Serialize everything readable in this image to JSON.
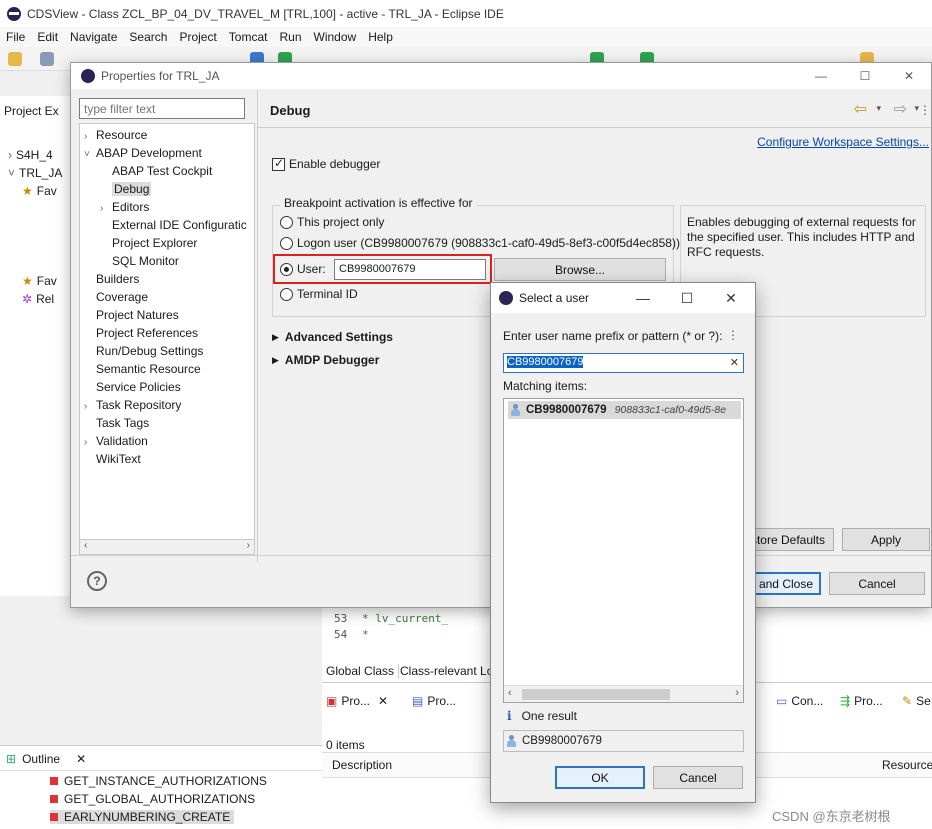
{
  "window": {
    "title": "CDSView - Class ZCL_BP_04_DV_TRAVEL_M [TRL,100] - active - TRL_JA - Eclipse IDE"
  },
  "menu": [
    "File",
    "Edit",
    "Navigate",
    "Search",
    "Project",
    "Tomcat",
    "Run",
    "Window",
    "Help"
  ],
  "background": {
    "project_explorer_tab": "Project Ex",
    "tree": [
      "S4H_4",
      "TRL_JA",
      "Fav",
      "Fav",
      "Rel"
    ],
    "outline_tab": "Outline",
    "outline_items": [
      "GET_INSTANCE_AUTHORIZATIONS",
      "GET_GLOBAL_AUTHORIZATIONS",
      "EARLYNUMBERING_CREATE"
    ],
    "editor_lines": [
      {
        "num": "53",
        "text": "*      lv_current_"
      },
      {
        "num": "54",
        "text": "*"
      }
    ],
    "editor_tabs": [
      "Global Class",
      "Class-relevant Lo"
    ],
    "view_tabs": [
      "Pro...",
      "Pro...",
      "Con...",
      "Pro...",
      "Se"
    ],
    "items_count": "0 items",
    "table_headers": [
      "Description",
      "Resource"
    ],
    "watermark": "CSDN @东京老树根"
  },
  "properties_dialog": {
    "title": "Properties for TRL_JA",
    "filter_placeholder": "type filter text",
    "tree": [
      {
        "label": "Resource",
        "level": 0,
        "expander": ">"
      },
      {
        "label": "ABAP Development",
        "level": 0,
        "expander": "v"
      },
      {
        "label": "ABAP Test Cockpit",
        "level": 1,
        "expander": ""
      },
      {
        "label": "Debug",
        "level": 1,
        "expander": "",
        "selected": true
      },
      {
        "label": "Editors",
        "level": 1,
        "expander": ">"
      },
      {
        "label": "External IDE Configuratic",
        "level": 1,
        "expander": ""
      },
      {
        "label": "Project Explorer",
        "level": 1,
        "expander": ""
      },
      {
        "label": "SQL Monitor",
        "level": 1,
        "expander": ""
      },
      {
        "label": "Builders",
        "level": 0,
        "expander": ""
      },
      {
        "label": "Coverage",
        "level": 0,
        "expander": ""
      },
      {
        "label": "Project Natures",
        "level": 0,
        "expander": ""
      },
      {
        "label": "Project References",
        "level": 0,
        "expander": ""
      },
      {
        "label": "Run/Debug Settings",
        "level": 0,
        "expander": ""
      },
      {
        "label": "Semantic Resource",
        "level": 0,
        "expander": ""
      },
      {
        "label": "Service Policies",
        "level": 0,
        "expander": ""
      },
      {
        "label": "Task Repository",
        "level": 0,
        "expander": ">"
      },
      {
        "label": "Task Tags",
        "level": 0,
        "expander": ""
      },
      {
        "label": "Validation",
        "level": 0,
        "expander": ">"
      },
      {
        "label": "WikiText",
        "level": 0,
        "expander": ""
      }
    ],
    "page_title": "Debug",
    "configure_link": "Configure Workspace Settings...",
    "enable_debugger": "Enable debugger",
    "breakpoint_group": "Breakpoint activation is effective for",
    "radio_this_project": "This project only",
    "radio_logon_user": "Logon user (CB9980007679 (908833c1-caf0-49d5-8ef3-c00f5d4ec858))",
    "radio_user": "User:",
    "user_value": "CB9980007679",
    "browse": "Browse...",
    "radio_terminal": "Terminal ID",
    "info_text": "Enables debugging of external requests for the specified user. This includes HTTP and RFC requests.",
    "advanced_settings": "Advanced Settings",
    "amdp_debugger": "AMDP Debugger",
    "restore_defaults": "Restore Defaults",
    "apply": "Apply",
    "apply_close": "Apply and Close",
    "cancel": "Cancel"
  },
  "select_user_dialog": {
    "title": "Select a user",
    "prompt": "Enter user name prefix or pattern (* or ?):",
    "input_value": "CB9980007679",
    "matching_label": "Matching items:",
    "result_name": "CB9980007679",
    "result_id": "908833c1-caf0-49d5-8e",
    "result_count": "One result",
    "selected_value": "CB9980007679",
    "ok": "OK",
    "cancel": "Cancel"
  },
  "colors": {
    "accent": "#2b74c7",
    "highlight_border": "#e02020",
    "selection": "#0a64c8"
  }
}
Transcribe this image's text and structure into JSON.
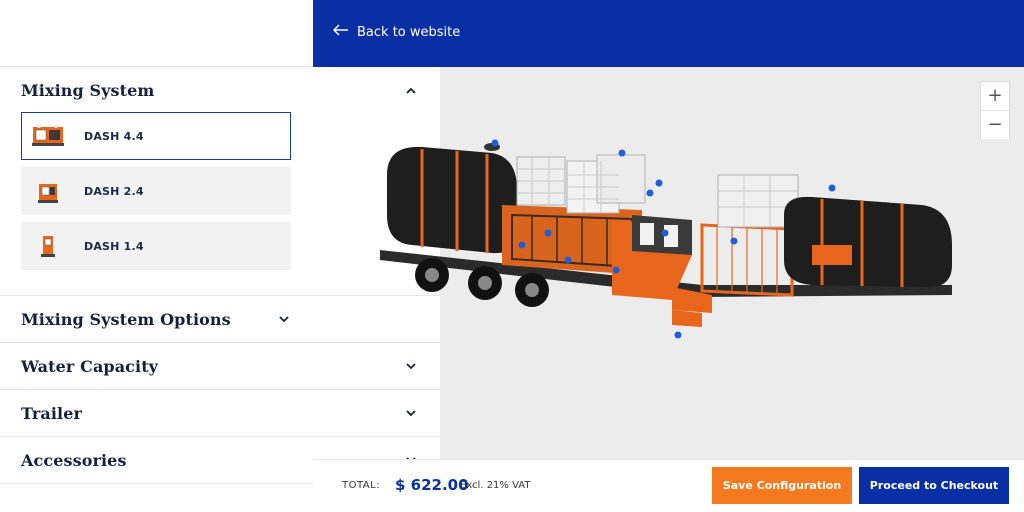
{
  "header": {
    "back_label": "Back to website"
  },
  "sidebar": {
    "sections": [
      {
        "title": "Mixing System",
        "expanded": true,
        "options": [
          {
            "label": "DASH 4.4",
            "selected": true
          },
          {
            "label": "DASH 2.4",
            "selected": false
          },
          {
            "label": "DASH 1.4",
            "selected": false
          }
        ]
      },
      {
        "title": "Mixing System Options",
        "expanded": false
      },
      {
        "title": "Water Capacity",
        "expanded": false
      },
      {
        "title": "Trailer",
        "expanded": false
      },
      {
        "title": "Accessories",
        "expanded": false
      }
    ]
  },
  "viewer": {
    "zoom_in": "+",
    "zoom_out": "−"
  },
  "footer": {
    "total_label": "TOTAL:",
    "total_price": "$ 622.00",
    "vat_note": "Excl. 21% VAT",
    "save_label": "Save Configuration",
    "checkout_label": "Proceed to Checkout"
  },
  "colors": {
    "brand_blue": "#0a2fa4",
    "accent_orange": "#f47a20",
    "selected_border": "#1b3f8f",
    "viewer_bg": "#ececec"
  },
  "icons": {
    "back": "arrow-left-icon",
    "expanded": "chevron-up-icon",
    "collapsed": "chevron-down-icon"
  }
}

******

Task details »
Reproduce every record word for word. The copy must contain no pictures.

Answer to the problem »
Serialize everything readable in this image to JSON.
{
  "window": {
    "title": "CDSView - Class ZCL_BP_04_DV_TRAVEL_M [TRL,100] - active - TRL_JA - Eclipse IDE"
  },
  "menu": [
    "File",
    "Edit",
    "Navigate",
    "Search",
    "Project",
    "Tomcat",
    "Run",
    "Window",
    "Help"
  ],
  "background": {
    "project_explorer_tab": "Project Ex",
    "tree": [
      "S4H_4",
      "TRL_JA",
      "Fav",
      "Fav",
      "Rel"
    ],
    "outline_tab": "Outline",
    "outline_items": [
      "GET_INSTANCE_AUTHORIZATIONS",
      "GET_GLOBAL_AUTHORIZATIONS",
      "EARLYNUMBERING_CREATE"
    ],
    "editor_lines": [
      {
        "num": "53",
        "text": "*      lv_current_"
      },
      {
        "num": "54",
        "text": "*"
      }
    ],
    "editor_tabs": [
      "Global Class",
      "Class-relevant Lo"
    ],
    "view_tabs": [
      "Pro...",
      "Pro...",
      "Con...",
      "Pro...",
      "Se"
    ],
    "items_count": "0 items",
    "table_headers": [
      "Description",
      "Resource"
    ],
    "watermark": "CSDN @东京老树根"
  },
  "properties_dialog": {
    "title": "Properties for TRL_JA",
    "filter_placeholder": "type filter text",
    "tree": [
      {
        "label": "Resource",
        "level": 0,
        "expander": ">"
      },
      {
        "label": "ABAP Development",
        "level": 0,
        "expander": "v"
      },
      {
        "label": "ABAP Test Cockpit",
        "level": 1,
        "expander": ""
      },
      {
        "label": "Debug",
        "level": 1,
        "expander": "",
        "selected": true
      },
      {
        "label": "Editors",
        "level": 1,
        "expander": ">"
      },
      {
        "label": "External IDE Configuratic",
        "level": 1,
        "expander": ""
      },
      {
        "label": "Project Explorer",
        "level": 1,
        "expander": ""
      },
      {
        "label": "SQL Monitor",
        "level": 1,
        "expander": ""
      },
      {
        "label": "Builders",
        "level": 0,
        "expander": ""
      },
      {
        "label": "Coverage",
        "level": 0,
        "expander": ""
      },
      {
        "label": "Project Natures",
        "level": 0,
        "expander": ""
      },
      {
        "label": "Project References",
        "level": 0,
        "expander": ""
      },
      {
        "label": "Run/Debug Settings",
        "level": 0,
        "expander": ""
      },
      {
        "label": "Semantic Resource",
        "level": 0,
        "expander": ""
      },
      {
        "label": "Service Policies",
        "level": 0,
        "expander": ""
      },
      {
        "label": "Task Repository",
        "level": 0,
        "expander": ">"
      },
      {
        "label": "Task Tags",
        "level": 0,
        "expander": ""
      },
      {
        "label": "Validation",
        "level": 0,
        "expander": ">"
      },
      {
        "label": "WikiText",
        "level": 0,
        "expander": ""
      }
    ],
    "page_title": "Debug",
    "configure_link": "Configure Workspace Settings...",
    "enable_debugger": "Enable debugger",
    "breakpoint_group": "Breakpoint activation is effective for",
    "radio_this_project": "This project only",
    "radio_logon_user": "Logon user (CB9980007679 (908833c1-caf0-49d5-8ef3-c00f5d4ec858))",
    "radio_user": "User:",
    "user_value": "CB9980007679",
    "browse": "Browse...",
    "radio_terminal": "Terminal ID",
    "info_text": "Enables debugging of external requests for the specified user. This includes HTTP and RFC requests.",
    "advanced_settings": "Advanced Settings",
    "amdp_debugger": "AMDP Debugger",
    "restore_defaults": "Restore Defaults",
    "apply": "Apply",
    "apply_close": "Apply and Close",
    "cancel": "Cancel"
  },
  "select_user_dialog": {
    "title": "Select a user",
    "prompt": "Enter user name prefix or pattern (* or ?):",
    "input_value": "CB9980007679",
    "matching_label": "Matching items:",
    "result_name": "CB9980007679",
    "result_id": "908833c1-caf0-49d5-8e",
    "result_count": "One result",
    "selected_value": "CB9980007679",
    "ok": "OK",
    "cancel": "Cancel"
  },
  "colors": {
    "accent": "#2b74c7",
    "highlight_border": "#e02020",
    "selection": "#0a64c8"
  }
}
Transcribe this image's text and structure into JSON.
{
  "header": {
    "back_label": "Back to website"
  },
  "sidebar": {
    "sections": [
      {
        "title": "Mixing System",
        "expanded": true,
        "options": [
          {
            "label": "DASH 4.4",
            "selected": true
          },
          {
            "label": "DASH 2.4",
            "selected": false
          },
          {
            "label": "DASH 1.4",
            "selected": false
          }
        ]
      },
      {
        "title": "Mixing System Options",
        "expanded": false
      },
      {
        "title": "Water Capacity",
        "expanded": false
      },
      {
        "title": "Trailer",
        "expanded": false
      },
      {
        "title": "Accessories",
        "expanded": false
      }
    ]
  },
  "viewer": {
    "zoom_in": "+",
    "zoom_out": "−"
  },
  "footer": {
    "total_label": "TOTAL:",
    "total_price": "$ 622.00",
    "vat_note": "Excl. 21% VAT",
    "save_label": "Save Configuration",
    "checkout_label": "Proceed to Checkout"
  },
  "colors": {
    "brand_blue": "#0a2fa4",
    "accent_orange": "#f47a20",
    "selected_border": "#1b3f8f",
    "viewer_bg": "#ececec"
  },
  "icons": {
    "back": "arrow-left-icon",
    "expanded": "chevron-up-icon",
    "collapsed": "chevron-down-icon"
  }
}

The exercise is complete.